### Stated task
Print the notebook text from "# 01 - Exploratory" up to and including "and text content.", word for word.

### Quoted text
========

# 01 - Exploratory Data Analysis
Quick exploration of job postings sourced from the scraper or a baked-in sample dataset. This notebook now includes deeper analysis of job titles, companies, locations, and text content.

In [None]:
!pip install wordcloud seaborn matplotlib

In [None]:
from pathlib import Path
import sys
import warnings

# Suppress warnings for cleaner output
warnings.filterwarnings('ignore')

# Resolve repo root whether running from notebook dir or project root
repo_root = Path(__file__).resolve().parents[1] if "__file__" in globals() else Path.cwd().resolve()
if not (repo_root / "src").exists():
    for parent in repo_root.parents:
        if (parent / "src").exists():
            repo_root = parent
            break

if str(repo_root) not in sys.path:
    sys.path.append(str(repo_root))

print(f"Repo root: {repo_root}")

In [None]:
from collections import Counter
import pandas as pd
import matplotlib.pyplot as plt
import seaborn as sns
from wordcloud import WordCloud

from src.storage.json_repository import JSONJobStore
from src.preprocessing.text_cleaner import TextCleaner
from src.preprocessing.skill_extractor import SkillExtractor

# Set plot style
sns.set_theme(style="whitegrid")
plt.rcParams['figure.figsize'] = [10, 6]

## 1. Load Data

In [None]:
# Construct absolute path to the data file using repo_root
data_path = repo_root / "data/processed/adzuna_data_jobs.json"
print(f"Loading data from: {data_path}")

store = JSONJobStore(json_path=data_path)

========

Spatial annotation entries:
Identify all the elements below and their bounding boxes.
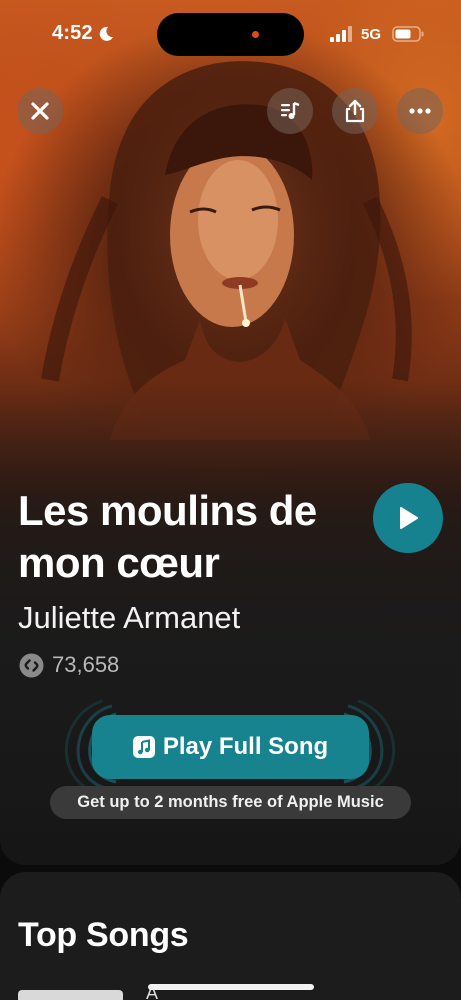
- more-icon: [409, 108, 431, 114]
- status-time: 4:52: [52, 22, 93, 44]
- status-bar: 4:52 5G: [0, 0, 461, 70]
- play-icon: [400, 507, 418, 529]
- share-button[interactable]: [332, 88, 378, 134]
- offer-label: Get up to 2 months free of Apple Music: [77, 793, 384, 811]
- signal-icon: [330, 26, 352, 42]
- apple-music-icon: [132, 736, 155, 758]
- lyrics-icon: [281, 101, 300, 119]
- more-button[interactable]: [397, 88, 443, 134]
- shazam-count-row: 73,658: [19, 651, 119, 679]
- shazam-icon: [19, 653, 44, 677]
- first-song-artwork[interactable]: [18, 990, 123, 1000]
- play-preview-button[interactable]: [373, 483, 443, 553]
- artist-name[interactable]: Juliette Armanet: [18, 600, 240, 636]
- close-icon: [31, 102, 49, 120]
- top-songs-title: Top Songs: [18, 916, 189, 954]
- share-icon: [345, 99, 365, 123]
- apple-music-offer[interactable]: Get up to 2 months free of Apple Music: [50, 786, 411, 819]
- moon-icon: [99, 26, 113, 41]
- battery-icon: [392, 26, 424, 42]
- dynamic-island: [157, 13, 304, 56]
- close-button[interactable]: [17, 88, 63, 134]
- camera-indicator: [252, 31, 259, 38]
- play-full-song-button[interactable]: Play Full Song: [92, 715, 369, 779]
- shazam-count: 73,658: [52, 652, 120, 677]
- play-full-song-label: Play Full Song: [162, 733, 329, 760]
- song-title: Les moulins de mon cœur: [18, 487, 317, 586]
- network-label: 5G: [361, 26, 382, 43]
- song-page: 4:52 5G Les moulins de mon cœur Juliette…: [0, 0, 461, 1000]
- home-indicator[interactable]: [148, 984, 314, 990]
- lyrics-button[interactable]: [267, 88, 313, 134]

========

### Result for this exercise
# 01 - Exploratory Data Analysis
Quick exploration of job postings sourced from the scraper or a baked-in sample dataset. This notebook now includes deeper analysis of job titles, companies, locations, and text content.